* BEGIN Given data *

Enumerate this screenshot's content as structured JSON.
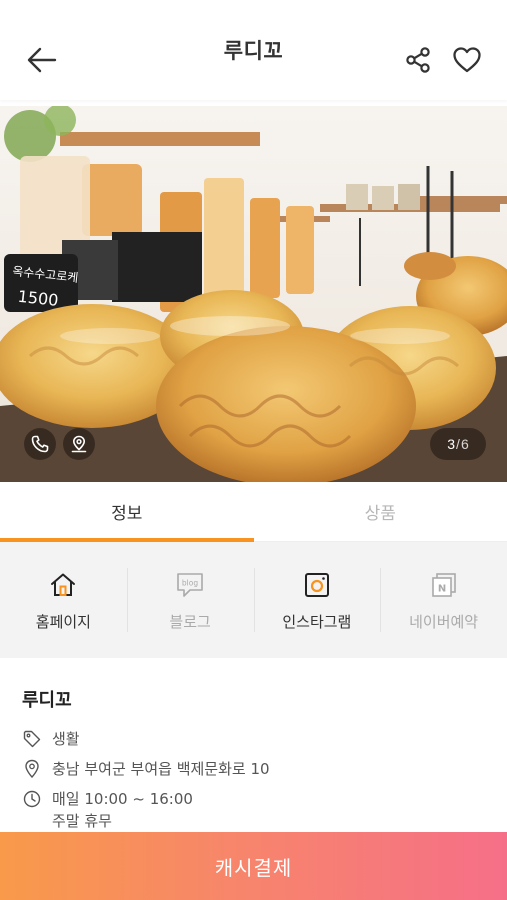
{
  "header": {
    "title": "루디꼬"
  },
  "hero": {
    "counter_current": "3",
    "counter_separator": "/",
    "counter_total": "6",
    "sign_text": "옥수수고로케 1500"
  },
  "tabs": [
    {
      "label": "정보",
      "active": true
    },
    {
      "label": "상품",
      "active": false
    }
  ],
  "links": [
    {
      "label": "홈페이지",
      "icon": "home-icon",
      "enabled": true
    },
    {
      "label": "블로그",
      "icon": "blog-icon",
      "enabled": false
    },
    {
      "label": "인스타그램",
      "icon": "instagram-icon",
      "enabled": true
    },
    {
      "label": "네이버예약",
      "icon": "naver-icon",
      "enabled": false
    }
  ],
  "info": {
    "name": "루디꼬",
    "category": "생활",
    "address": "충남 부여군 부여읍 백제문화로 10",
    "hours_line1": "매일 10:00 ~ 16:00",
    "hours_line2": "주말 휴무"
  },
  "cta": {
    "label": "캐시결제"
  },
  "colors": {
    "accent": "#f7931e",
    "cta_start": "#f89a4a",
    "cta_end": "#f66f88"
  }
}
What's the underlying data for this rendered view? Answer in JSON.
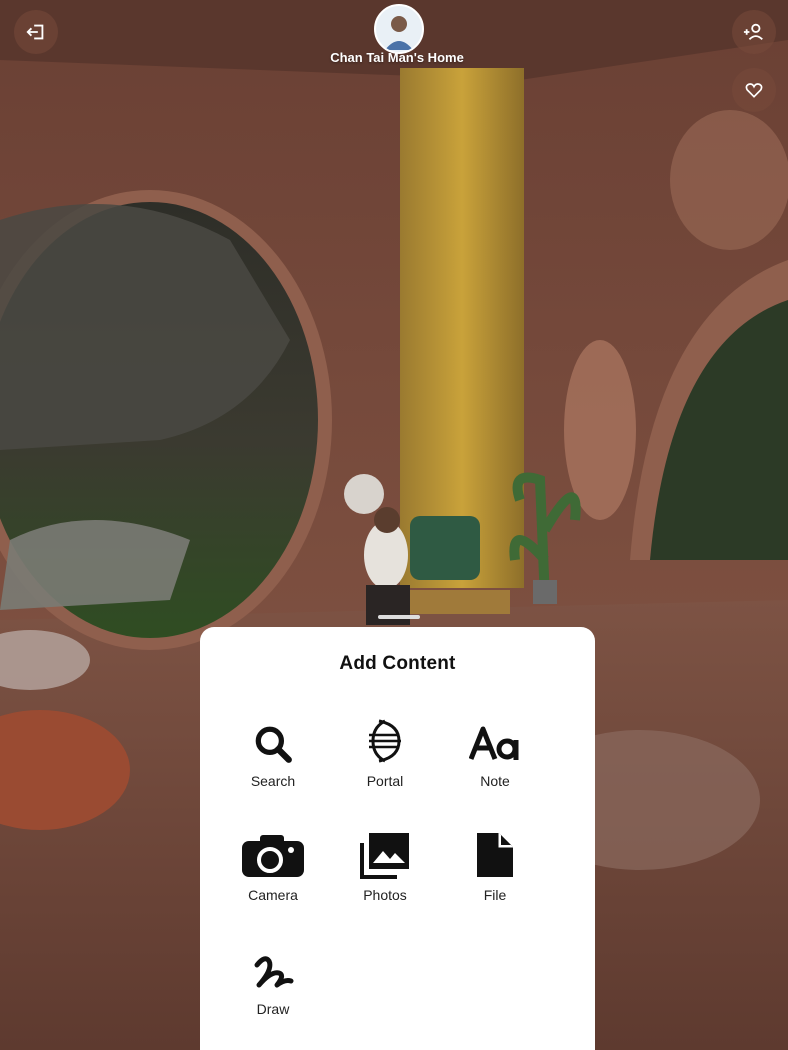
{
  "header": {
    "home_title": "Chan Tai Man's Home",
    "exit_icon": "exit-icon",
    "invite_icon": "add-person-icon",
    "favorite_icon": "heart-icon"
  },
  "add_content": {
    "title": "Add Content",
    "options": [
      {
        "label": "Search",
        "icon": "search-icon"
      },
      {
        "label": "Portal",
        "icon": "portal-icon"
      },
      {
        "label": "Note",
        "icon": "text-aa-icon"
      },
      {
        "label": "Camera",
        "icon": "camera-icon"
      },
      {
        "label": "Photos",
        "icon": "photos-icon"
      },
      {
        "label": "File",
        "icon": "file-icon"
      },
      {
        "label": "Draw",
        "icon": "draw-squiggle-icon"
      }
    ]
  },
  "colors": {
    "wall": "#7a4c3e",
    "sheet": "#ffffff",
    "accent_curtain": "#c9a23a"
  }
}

* END Given data *

» What to work on:
Give only a number: how many lines of the data hold the string "this"?

» Expected answer:
2